● DATA FOR THE TASK:
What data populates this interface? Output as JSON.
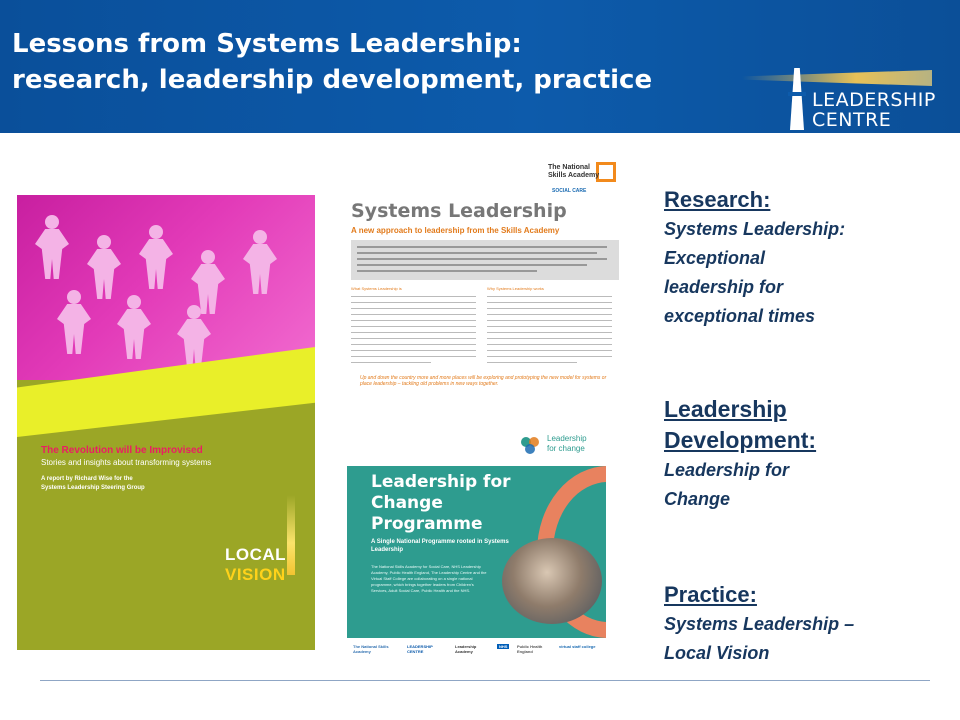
{
  "header": {
    "title_line1": "Lessons from Systems Leadership:",
    "title_line2": "research, leadership development, practice",
    "logo_line1": "LEADERSHIP",
    "logo_line2": "CENTRE"
  },
  "covers": {
    "revolution": {
      "title": "The Revolution will be Improvised",
      "subtitle": "Stories and insights about transforming systems",
      "credit_line1": "A report by Richard Wise for the",
      "credit_line2": "Systems Leadership Steering Group",
      "brand_line1": "LOCAL",
      "brand_line2": "VISION"
    },
    "systems_leadership": {
      "logo_line1": "The National",
      "logo_line2": "Skills Academy",
      "logo_sub": "SOCIAL CARE",
      "title": "Systems Leadership",
      "subtitle": "A new approach to leadership from the Skills Academy",
      "left_heading": "What Systems Leadership is",
      "right_heading": "Why Systems Leadership works",
      "quote": "Up and down the country more and more places will be exploring and prototyping the new model for systems or place leadership – tackling old problems in new ways together."
    },
    "leadership_for_change": {
      "logo_line1": "Leadership",
      "logo_line2": "for change",
      "title": "Leadership for Change Programme",
      "subtitle": "A Single National Programme rooted in Systems Leadership",
      "body": "The National Skills Academy for Social Care, NHS Leadership Academy, Public Health England, The Leadership Centre and the Virtual Staff College are collaborating on a single national programme, which brings together leaders from Children's Services, Adult Social Care, Public Health and the NHS.",
      "footer_logos": [
        "The National Skills Academy",
        "LEADERSHIP CENTRE",
        "Leadership Academy",
        "NHS",
        "Public Health England",
        "virtual staff college"
      ]
    }
  },
  "sections": {
    "research": {
      "heading": "Research:",
      "body_lines": [
        "Systems Leadership:",
        "Exceptional",
        "leadership for",
        "exceptional times"
      ]
    },
    "development": {
      "heading_lines": [
        "Leadership",
        "Development:"
      ],
      "body_lines": [
        "Leadership for",
        "Change"
      ]
    },
    "practice": {
      "heading": "Practice:",
      "body_lines": [
        "Systems Leadership –",
        "Local Vision"
      ]
    }
  },
  "colors": {
    "header_blue": "#0d5bab",
    "text_navy": "#17375e",
    "cover_green": "#9ba626",
    "cover_teal": "#2e9c8f",
    "accent_orange": "#e27b1c"
  }
}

● WORK TO DO: Copy out every line with the word "Skills".

● FULL ANSWER:
      "logo_line2": "Skills Academy",
      "subtitle": "A new approach to leadership from the Skills Academy",
      "body": "The National Skills Academy for Social Care, NHS Leadership Academy, Public Health England, The Leadership Centre and the Virtual Staff College are collaborating on a single national programme, which brings together leaders from Children's Services, Adult Social Care, Public Health and the NHS.",
        "The National Skills Academy",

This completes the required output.